◆ **Request**: Copy the entries below word for word, starting with the line that contains "theta-tick-label: 10 bbox=[634, 442, 655, 463]" and continuing through the line that contains "theta-tick-label: 0 bbox=[593, 123, 604, 144]", including both of those lines.
[START Entries]
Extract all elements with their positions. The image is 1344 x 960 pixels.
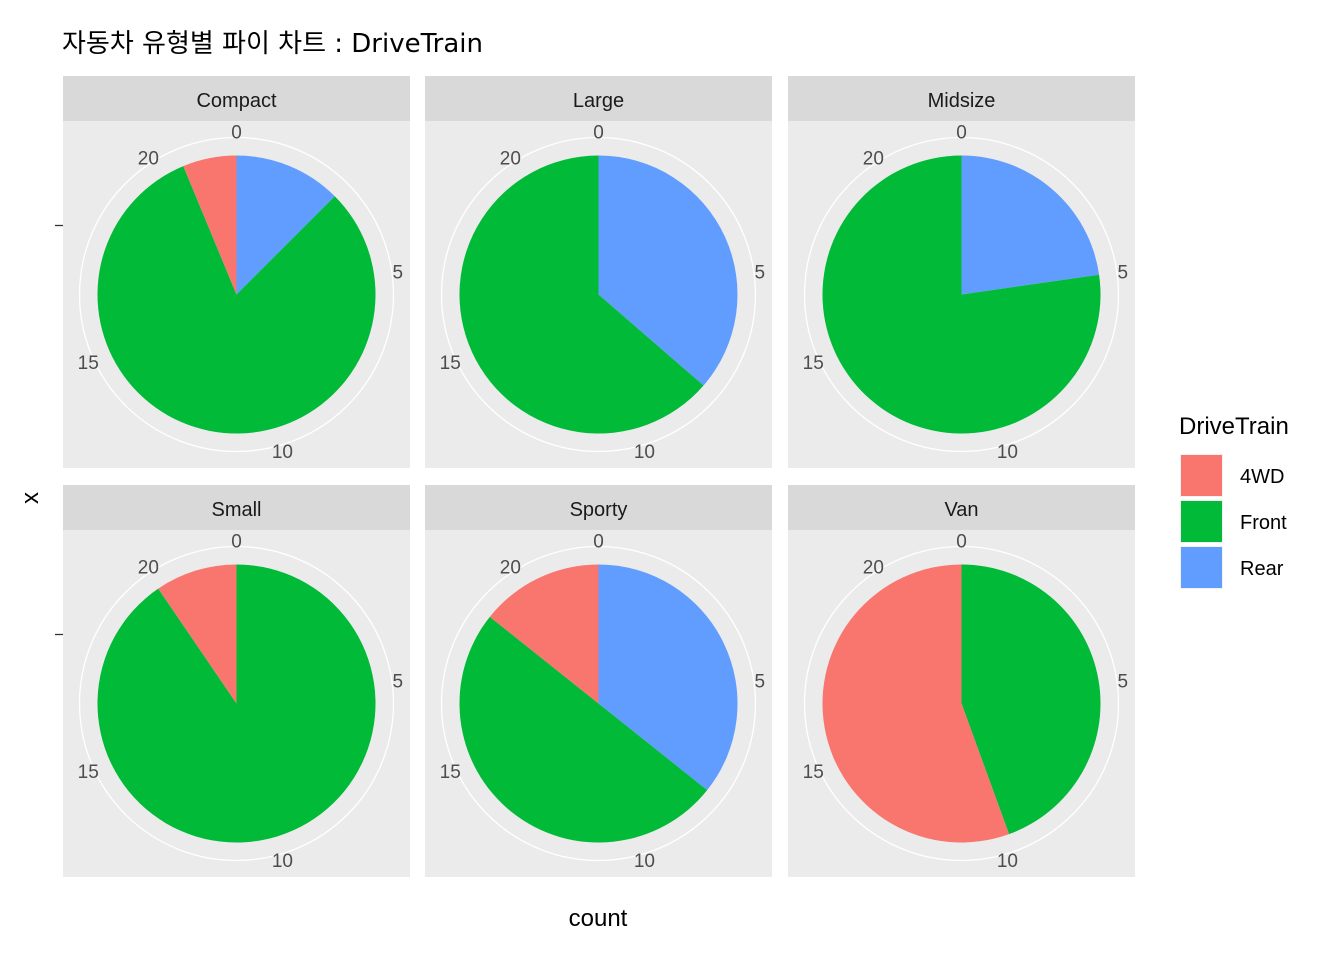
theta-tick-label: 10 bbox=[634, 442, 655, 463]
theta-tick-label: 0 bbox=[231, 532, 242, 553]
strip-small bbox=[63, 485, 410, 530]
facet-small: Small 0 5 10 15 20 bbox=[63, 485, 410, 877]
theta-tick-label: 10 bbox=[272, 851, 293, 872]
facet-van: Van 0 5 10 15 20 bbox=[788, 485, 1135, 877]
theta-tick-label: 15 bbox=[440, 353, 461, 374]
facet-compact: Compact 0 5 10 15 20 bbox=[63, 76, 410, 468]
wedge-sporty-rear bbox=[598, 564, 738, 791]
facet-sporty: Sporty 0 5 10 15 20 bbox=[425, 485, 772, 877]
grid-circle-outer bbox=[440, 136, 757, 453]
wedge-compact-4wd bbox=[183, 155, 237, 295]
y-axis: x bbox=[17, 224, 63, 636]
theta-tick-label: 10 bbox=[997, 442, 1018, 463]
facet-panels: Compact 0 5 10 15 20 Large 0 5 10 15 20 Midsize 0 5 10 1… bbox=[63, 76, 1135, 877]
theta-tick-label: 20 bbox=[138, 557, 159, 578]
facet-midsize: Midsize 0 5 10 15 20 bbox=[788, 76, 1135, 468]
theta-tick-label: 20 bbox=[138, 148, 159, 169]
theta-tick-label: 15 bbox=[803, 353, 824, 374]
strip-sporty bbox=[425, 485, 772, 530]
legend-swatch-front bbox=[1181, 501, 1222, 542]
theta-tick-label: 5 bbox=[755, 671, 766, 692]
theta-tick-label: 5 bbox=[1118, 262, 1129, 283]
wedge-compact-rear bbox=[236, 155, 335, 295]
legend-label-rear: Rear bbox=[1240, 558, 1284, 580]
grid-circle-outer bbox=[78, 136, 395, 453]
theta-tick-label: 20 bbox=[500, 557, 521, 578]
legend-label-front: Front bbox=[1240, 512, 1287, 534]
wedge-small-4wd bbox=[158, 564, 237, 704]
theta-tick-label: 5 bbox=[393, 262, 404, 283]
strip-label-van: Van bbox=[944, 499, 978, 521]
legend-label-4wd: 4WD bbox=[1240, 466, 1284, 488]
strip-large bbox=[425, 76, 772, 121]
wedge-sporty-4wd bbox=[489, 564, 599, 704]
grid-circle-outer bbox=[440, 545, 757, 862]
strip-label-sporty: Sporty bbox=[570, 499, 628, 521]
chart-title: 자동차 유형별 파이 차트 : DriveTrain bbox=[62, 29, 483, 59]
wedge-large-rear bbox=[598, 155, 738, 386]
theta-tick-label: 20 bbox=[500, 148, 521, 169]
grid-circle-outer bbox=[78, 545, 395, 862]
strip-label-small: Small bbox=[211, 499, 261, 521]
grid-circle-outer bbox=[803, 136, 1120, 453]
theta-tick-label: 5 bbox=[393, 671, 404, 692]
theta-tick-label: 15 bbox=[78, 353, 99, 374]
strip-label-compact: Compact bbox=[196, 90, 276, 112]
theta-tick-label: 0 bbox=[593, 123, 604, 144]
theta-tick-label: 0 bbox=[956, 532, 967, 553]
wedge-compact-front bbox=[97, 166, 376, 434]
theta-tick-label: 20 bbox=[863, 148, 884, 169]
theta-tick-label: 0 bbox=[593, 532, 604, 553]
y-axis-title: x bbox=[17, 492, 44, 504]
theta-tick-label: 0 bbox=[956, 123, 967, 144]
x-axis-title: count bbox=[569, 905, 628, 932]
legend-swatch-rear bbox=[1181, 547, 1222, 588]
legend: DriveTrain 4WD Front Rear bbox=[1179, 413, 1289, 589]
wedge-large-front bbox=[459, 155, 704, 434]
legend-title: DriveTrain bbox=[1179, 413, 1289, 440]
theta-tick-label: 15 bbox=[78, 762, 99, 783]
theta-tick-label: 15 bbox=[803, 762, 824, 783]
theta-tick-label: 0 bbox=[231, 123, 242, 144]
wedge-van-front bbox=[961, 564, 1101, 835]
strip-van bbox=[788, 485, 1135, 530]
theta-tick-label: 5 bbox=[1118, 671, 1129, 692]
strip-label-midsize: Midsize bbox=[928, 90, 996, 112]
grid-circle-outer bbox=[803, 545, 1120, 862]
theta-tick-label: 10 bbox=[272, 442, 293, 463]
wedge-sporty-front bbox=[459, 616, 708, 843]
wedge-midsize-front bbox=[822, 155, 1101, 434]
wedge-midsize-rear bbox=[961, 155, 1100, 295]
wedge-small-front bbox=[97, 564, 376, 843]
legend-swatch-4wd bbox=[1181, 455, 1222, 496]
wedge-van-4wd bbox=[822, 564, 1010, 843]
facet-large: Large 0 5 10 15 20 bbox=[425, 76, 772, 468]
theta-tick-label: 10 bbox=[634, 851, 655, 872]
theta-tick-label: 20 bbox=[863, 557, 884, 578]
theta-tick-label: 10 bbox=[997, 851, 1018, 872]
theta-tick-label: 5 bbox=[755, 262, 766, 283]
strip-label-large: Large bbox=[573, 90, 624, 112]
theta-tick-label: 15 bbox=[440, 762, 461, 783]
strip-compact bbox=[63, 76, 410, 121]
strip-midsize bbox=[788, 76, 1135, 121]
[END Entries]
◆ **Solution**:
theta-tick-label: 10 bbox=[634, 442, 655, 463]
theta-tick-label: 0 bbox=[231, 532, 242, 553]
strip-small bbox=[63, 485, 410, 530]
facet-small: Small 0 5 10 15 20 bbox=[63, 485, 410, 877]
theta-tick-label: 10 bbox=[272, 851, 293, 872]
facet-van: Van 0 5 10 15 20 bbox=[788, 485, 1135, 877]
theta-tick-label: 15 bbox=[440, 353, 461, 374]
facet-compact: Compact 0 5 10 15 20 bbox=[63, 76, 410, 468]
wedge-sporty-rear bbox=[598, 564, 738, 791]
facet-sporty: Sporty 0 5 10 15 20 bbox=[425, 485, 772, 877]
grid-circle-outer bbox=[440, 136, 757, 453]
wedge-compact-4wd bbox=[183, 155, 237, 295]
y-axis: x bbox=[17, 224, 63, 636]
theta-tick-label: 10 bbox=[997, 442, 1018, 463]
facet-panels: Compact 0 5 10 15 20 Large 0 5 10 15 20 Midsize 0 5 10 1… bbox=[63, 76, 1135, 877]
theta-tick-label: 20 bbox=[138, 557, 159, 578]
facet-midsize: Midsize 0 5 10 15 20 bbox=[788, 76, 1135, 468]
theta-tick-label: 20 bbox=[138, 148, 159, 169]
theta-tick-label: 15 bbox=[803, 353, 824, 374]
strip-sporty bbox=[425, 485, 772, 530]
legend-swatch-front bbox=[1181, 501, 1222, 542]
theta-tick-label: 5 bbox=[755, 671, 766, 692]
theta-tick-label: 5 bbox=[1118, 262, 1129, 283]
wedge-compact-rear bbox=[236, 155, 335, 295]
legend-label-rear: Rear bbox=[1240, 558, 1284, 580]
grid-circle-outer bbox=[78, 136, 395, 453]
theta-tick-label: 20 bbox=[500, 557, 521, 578]
legend-label-front: Front bbox=[1240, 512, 1287, 534]
wedge-small-4wd bbox=[158, 564, 237, 704]
theta-tick-label: 5 bbox=[393, 262, 404, 283]
strip-label-van: Van bbox=[944, 499, 978, 521]
legend-label-4wd: 4WD bbox=[1240, 466, 1284, 488]
strip-large bbox=[425, 76, 772, 121]
wedge-sporty-4wd bbox=[489, 564, 599, 704]
grid-circle-outer bbox=[440, 545, 757, 862]
strip-label-sporty: Sporty bbox=[570, 499, 628, 521]
chart-title: 자동차 유형별 파이 차트 : DriveTrain bbox=[62, 29, 483, 59]
wedge-large-rear bbox=[598, 155, 738, 386]
theta-tick-label: 20 bbox=[500, 148, 521, 169]
grid-circle-outer bbox=[78, 545, 395, 862]
strip-label-small: Small bbox=[211, 499, 261, 521]
grid-circle-outer bbox=[803, 136, 1120, 453]
theta-tick-label: 5 bbox=[393, 671, 404, 692]
theta-tick-label: 15 bbox=[78, 353, 99, 374]
strip-label-compact: Compact bbox=[196, 90, 276, 112]
theta-tick-label: 0 bbox=[593, 123, 604, 144]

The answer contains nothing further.